- _Short task_
Transcribe the records that follow. Keep every word exactly, and drop the pictures.

========

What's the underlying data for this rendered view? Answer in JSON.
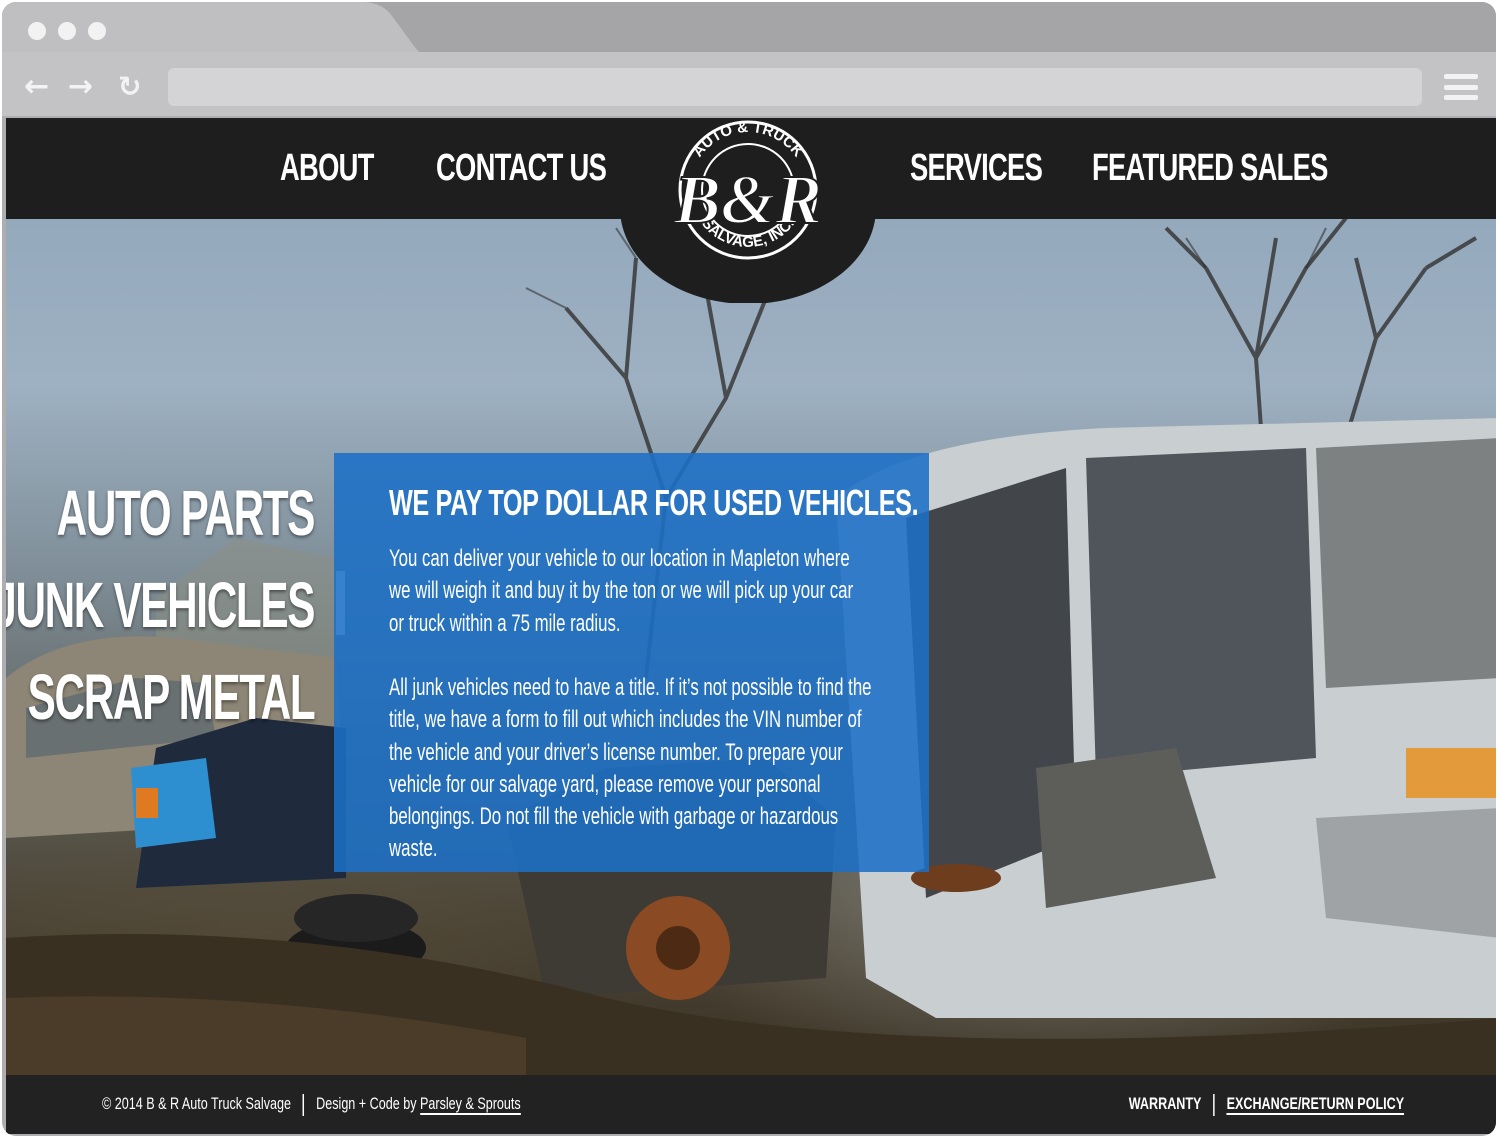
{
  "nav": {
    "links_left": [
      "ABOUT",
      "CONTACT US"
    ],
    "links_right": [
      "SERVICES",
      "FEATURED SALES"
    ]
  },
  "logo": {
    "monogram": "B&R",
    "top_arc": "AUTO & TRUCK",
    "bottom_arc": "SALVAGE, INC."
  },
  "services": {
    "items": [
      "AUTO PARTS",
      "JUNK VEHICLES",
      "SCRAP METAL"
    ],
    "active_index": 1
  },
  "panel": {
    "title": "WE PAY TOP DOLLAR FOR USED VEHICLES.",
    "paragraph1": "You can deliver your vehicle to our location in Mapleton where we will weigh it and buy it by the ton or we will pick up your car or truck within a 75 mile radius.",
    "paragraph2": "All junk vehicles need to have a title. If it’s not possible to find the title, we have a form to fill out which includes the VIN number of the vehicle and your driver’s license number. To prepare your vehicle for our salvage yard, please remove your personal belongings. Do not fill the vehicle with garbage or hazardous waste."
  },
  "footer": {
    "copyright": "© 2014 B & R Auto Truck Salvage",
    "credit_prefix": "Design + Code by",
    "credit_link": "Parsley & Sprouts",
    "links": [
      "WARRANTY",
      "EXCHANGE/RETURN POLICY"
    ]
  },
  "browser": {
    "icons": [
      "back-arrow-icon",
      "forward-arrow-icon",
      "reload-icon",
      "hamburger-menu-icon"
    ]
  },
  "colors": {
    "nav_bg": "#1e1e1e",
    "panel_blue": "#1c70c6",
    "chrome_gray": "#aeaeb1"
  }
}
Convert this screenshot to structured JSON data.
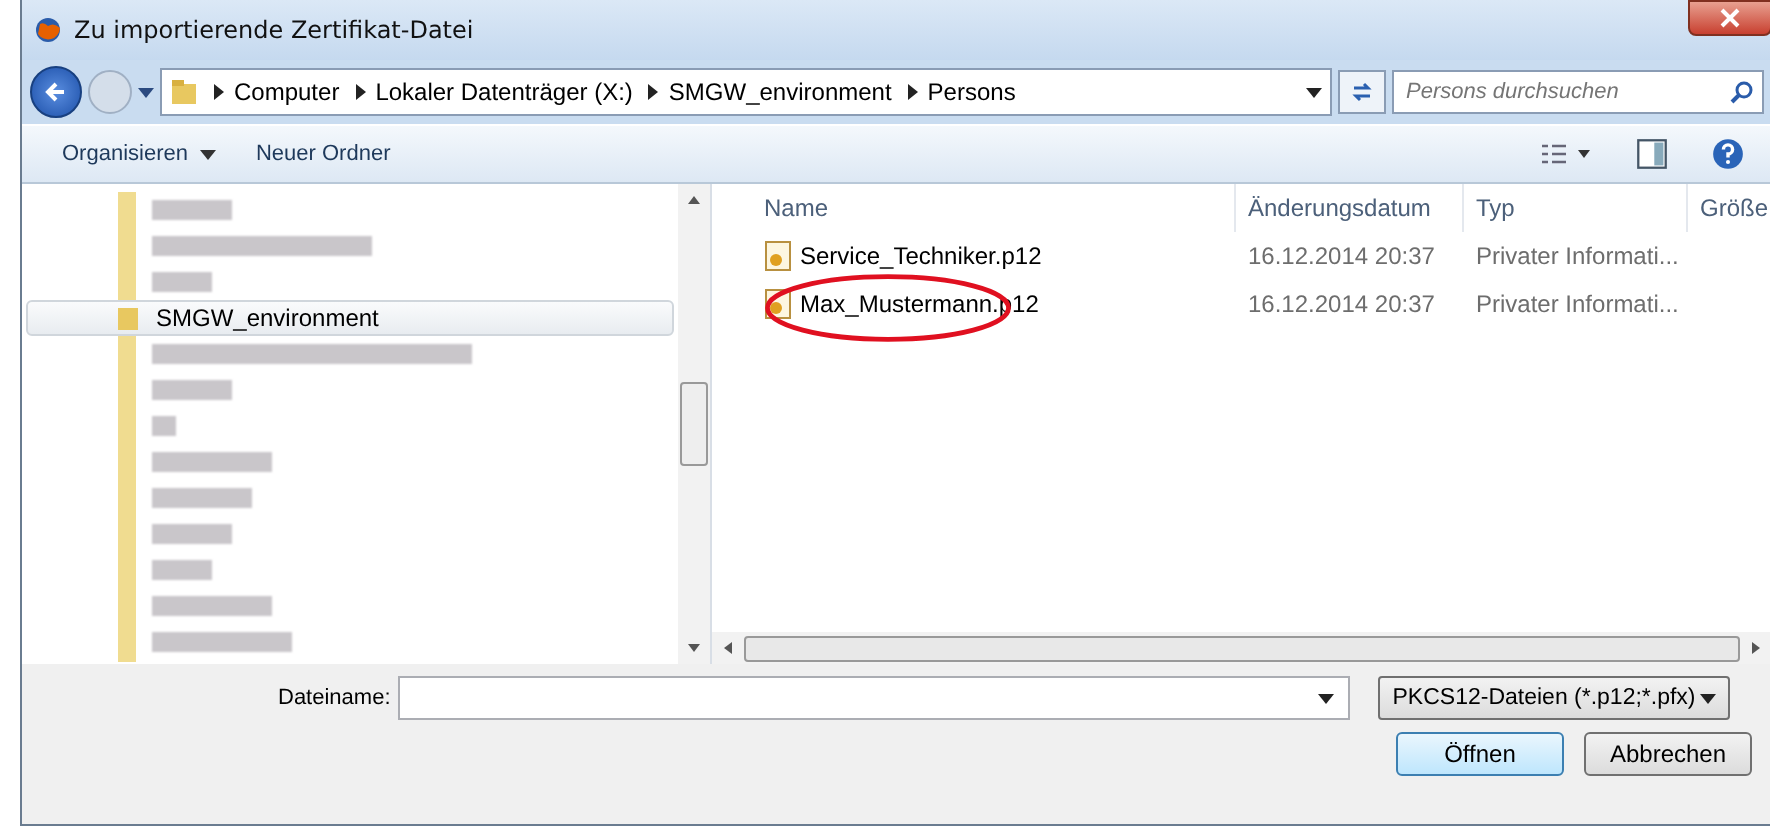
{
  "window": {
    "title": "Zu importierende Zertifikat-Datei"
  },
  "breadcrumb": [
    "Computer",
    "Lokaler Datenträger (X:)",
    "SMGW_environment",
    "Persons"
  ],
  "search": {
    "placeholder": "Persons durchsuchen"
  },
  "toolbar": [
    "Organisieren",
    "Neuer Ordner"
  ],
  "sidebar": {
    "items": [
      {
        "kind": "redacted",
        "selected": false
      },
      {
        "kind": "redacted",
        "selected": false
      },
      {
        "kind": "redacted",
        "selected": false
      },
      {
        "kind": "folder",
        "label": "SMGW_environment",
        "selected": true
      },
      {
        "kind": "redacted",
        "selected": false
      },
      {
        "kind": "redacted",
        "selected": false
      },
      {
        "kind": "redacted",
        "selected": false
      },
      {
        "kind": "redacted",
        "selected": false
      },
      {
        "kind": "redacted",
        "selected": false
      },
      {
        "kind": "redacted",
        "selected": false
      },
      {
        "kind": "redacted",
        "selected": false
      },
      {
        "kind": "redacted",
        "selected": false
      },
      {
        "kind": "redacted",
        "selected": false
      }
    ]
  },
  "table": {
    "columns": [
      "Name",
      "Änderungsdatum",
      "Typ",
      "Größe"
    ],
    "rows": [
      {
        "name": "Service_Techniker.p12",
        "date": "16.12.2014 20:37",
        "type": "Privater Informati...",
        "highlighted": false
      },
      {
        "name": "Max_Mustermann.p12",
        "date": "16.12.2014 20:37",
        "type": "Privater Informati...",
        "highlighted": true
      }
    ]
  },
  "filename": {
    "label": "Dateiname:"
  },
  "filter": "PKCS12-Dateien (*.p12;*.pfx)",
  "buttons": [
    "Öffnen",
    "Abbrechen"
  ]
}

========

- _Full solution_
What's the underlying data for this rendered view? Answer in JSON.
{
  "nav": {
    "links_left": [
      "ABOUT",
      "CONTACT US"
    ],
    "links_right": [
      "SERVICES",
      "FEATURED SALES"
    ]
  },
  "logo": {
    "monogram": "B&R",
    "top_arc": "AUTO & TRUCK",
    "bottom_arc": "SALVAGE, INC."
  },
  "services": {
    "items": [
      "AUTO PARTS",
      "JUNK VEHICLES",
      "SCRAP METAL"
    ],
    "active_index": 1
  },
  "panel": {
    "title": "WE PAY TOP DOLLAR FOR USED VEHICLES.",
    "paragraph1": "You can deliver your vehicle to our location in Mapleton where we will weigh it and buy it by the ton or we will pick up your car or truck within a 75 mile radius.",
    "paragraph2": "All junk vehicles need to have a title. If it’s not possible to find the title, we have a form to fill out which includes the VIN number of the vehicle and your driver’s license number. To prepare your vehicle for our salvage yard, please remove your personal belongings. Do not fill the vehicle with garbage or hazardous waste."
  },
  "footer": {
    "copyright": "© 2014 B & R Auto Truck Salvage",
    "credit_prefix": "Design + Code by",
    "credit_link": "Parsley & Sprouts",
    "links": [
      "WARRANTY",
      "EXCHANGE/RETURN POLICY"
    ]
  },
  "browser": {
    "icons": [
      "back-arrow-icon",
      "forward-arrow-icon",
      "reload-icon",
      "hamburger-menu-icon"
    ]
  },
  "colors": {
    "nav_bg": "#1e1e1e",
    "panel_blue": "#1c70c6",
    "chrome_gray": "#aeaeb1"
  }
}
Convert this screenshot to structured JSON data.
{
  "window": {
    "title": "Zu importierende Zertifikat-Datei"
  },
  "breadcrumb": [
    "Computer",
    "Lokaler Datenträger (X:)",
    "SMGW_environment",
    "Persons"
  ],
  "search": {
    "placeholder": "Persons durchsuchen"
  },
  "toolbar": [
    "Organisieren",
    "Neuer Ordner"
  ],
  "sidebar": {
    "items": [
      {
        "kind": "redacted",
        "selected": false
      },
      {
        "kind": "redacted",
        "selected": false
      },
      {
        "kind": "redacted",
        "selected": false
      },
      {
        "kind": "folder",
        "label": "SMGW_environment",
        "selected": true
      },
      {
        "kind": "redacted",
        "selected": false
      },
      {
        "kind": "redacted",
        "selected": false
      },
      {
        "kind": "redacted",
        "selected": false
      },
      {
        "kind": "redacted",
        "selected": false
      },
      {
        "kind": "redacted",
        "selected": false
      },
      {
        "kind": "redacted",
        "selected": false
      },
      {
        "kind": "redacted",
        "selected": false
      },
      {
        "kind": "redacted",
        "selected": false
      },
      {
        "kind": "redacted",
        "selected": false
      }
    ]
  },
  "table": {
    "columns": [
      "Name",
      "Änderungsdatum",
      "Typ",
      "Größe"
    ],
    "rows": [
      {
        "name": "Service_Techniker.p12",
        "date": "16.12.2014 20:37",
        "type": "Privater Informati...",
        "highlighted": false
      },
      {
        "name": "Max_Mustermann.p12",
        "date": "16.12.2014 20:37",
        "type": "Privater Informati...",
        "highlighted": true
      }
    ]
  },
  "filename": {
    "label": "Dateiname:"
  },
  "filter": "PKCS12-Dateien (*.p12;*.pfx)",
  "buttons": [
    "Öffnen",
    "Abbrechen"
  ]
}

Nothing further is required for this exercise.